** REQUIREMENT **
Find all lines in the listing that include the word "defect", then copy them.

** EXTRACTED MATERIAL **
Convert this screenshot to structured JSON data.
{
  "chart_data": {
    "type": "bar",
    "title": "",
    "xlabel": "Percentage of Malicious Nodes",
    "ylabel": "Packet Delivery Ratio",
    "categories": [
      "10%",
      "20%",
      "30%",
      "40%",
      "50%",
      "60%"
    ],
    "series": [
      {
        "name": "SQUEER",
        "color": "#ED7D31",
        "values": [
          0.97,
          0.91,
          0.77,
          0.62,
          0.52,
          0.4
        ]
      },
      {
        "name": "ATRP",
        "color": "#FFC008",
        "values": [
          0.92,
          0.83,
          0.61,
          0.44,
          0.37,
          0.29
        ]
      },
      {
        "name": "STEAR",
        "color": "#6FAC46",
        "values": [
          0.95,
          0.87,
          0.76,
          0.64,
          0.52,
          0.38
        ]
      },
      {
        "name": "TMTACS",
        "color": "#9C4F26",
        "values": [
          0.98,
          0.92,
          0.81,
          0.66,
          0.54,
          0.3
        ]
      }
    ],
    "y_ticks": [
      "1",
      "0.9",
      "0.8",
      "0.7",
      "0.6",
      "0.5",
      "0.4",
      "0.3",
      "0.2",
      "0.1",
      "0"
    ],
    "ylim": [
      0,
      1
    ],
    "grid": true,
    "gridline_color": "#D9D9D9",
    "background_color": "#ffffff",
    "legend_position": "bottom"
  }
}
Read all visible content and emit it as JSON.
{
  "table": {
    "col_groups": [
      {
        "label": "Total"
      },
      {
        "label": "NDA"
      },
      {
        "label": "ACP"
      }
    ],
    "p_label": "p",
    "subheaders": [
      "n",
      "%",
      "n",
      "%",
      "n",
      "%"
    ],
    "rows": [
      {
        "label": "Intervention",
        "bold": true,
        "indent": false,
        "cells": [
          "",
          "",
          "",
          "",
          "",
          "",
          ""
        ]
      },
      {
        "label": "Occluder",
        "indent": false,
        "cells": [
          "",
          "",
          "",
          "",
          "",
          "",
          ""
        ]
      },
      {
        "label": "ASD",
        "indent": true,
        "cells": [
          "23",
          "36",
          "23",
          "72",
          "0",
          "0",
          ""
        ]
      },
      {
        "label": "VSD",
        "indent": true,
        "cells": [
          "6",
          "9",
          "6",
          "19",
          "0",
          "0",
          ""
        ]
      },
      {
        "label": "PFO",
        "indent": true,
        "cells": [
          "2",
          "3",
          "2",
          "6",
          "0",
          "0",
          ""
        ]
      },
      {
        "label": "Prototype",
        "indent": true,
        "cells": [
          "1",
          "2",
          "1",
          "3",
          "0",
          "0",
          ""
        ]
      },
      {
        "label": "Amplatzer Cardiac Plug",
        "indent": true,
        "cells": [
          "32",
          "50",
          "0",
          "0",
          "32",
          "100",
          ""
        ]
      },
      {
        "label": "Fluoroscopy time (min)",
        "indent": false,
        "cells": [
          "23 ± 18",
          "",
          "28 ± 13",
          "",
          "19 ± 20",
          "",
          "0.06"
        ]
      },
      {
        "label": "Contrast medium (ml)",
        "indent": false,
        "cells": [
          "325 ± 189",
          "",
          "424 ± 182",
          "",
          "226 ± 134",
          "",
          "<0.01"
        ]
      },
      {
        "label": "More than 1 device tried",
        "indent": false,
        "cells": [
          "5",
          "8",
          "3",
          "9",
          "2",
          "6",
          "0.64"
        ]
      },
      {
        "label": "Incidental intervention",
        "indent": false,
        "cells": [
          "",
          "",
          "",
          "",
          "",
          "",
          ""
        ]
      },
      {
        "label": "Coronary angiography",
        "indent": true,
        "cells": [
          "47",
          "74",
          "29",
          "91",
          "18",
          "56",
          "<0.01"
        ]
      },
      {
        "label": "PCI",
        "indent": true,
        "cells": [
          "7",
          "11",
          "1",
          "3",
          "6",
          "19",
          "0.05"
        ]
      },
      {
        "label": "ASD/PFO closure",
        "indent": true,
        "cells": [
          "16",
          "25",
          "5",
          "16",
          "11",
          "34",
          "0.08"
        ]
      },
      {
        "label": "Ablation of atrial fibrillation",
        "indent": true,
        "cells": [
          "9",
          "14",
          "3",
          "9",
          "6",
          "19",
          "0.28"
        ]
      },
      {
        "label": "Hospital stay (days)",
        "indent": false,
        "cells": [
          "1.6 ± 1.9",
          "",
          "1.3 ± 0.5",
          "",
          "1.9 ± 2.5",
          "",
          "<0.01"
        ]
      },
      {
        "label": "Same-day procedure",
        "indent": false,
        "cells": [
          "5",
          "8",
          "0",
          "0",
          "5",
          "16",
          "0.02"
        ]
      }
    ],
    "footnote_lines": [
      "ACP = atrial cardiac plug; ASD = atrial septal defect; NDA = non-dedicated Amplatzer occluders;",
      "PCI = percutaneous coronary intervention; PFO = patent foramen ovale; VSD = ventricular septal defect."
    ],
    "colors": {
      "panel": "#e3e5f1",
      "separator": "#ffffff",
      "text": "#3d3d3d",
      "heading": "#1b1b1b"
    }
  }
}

** REPLY TO THE TASK **
      "ACP = atrial cardiac plug; ASD = atrial septal defect; NDA = non-dedicated Amplatzer occluders;",
      "PCI = percutaneous coronary intervention; PFO = patent foramen ovale; VSD = ventricular septal defect."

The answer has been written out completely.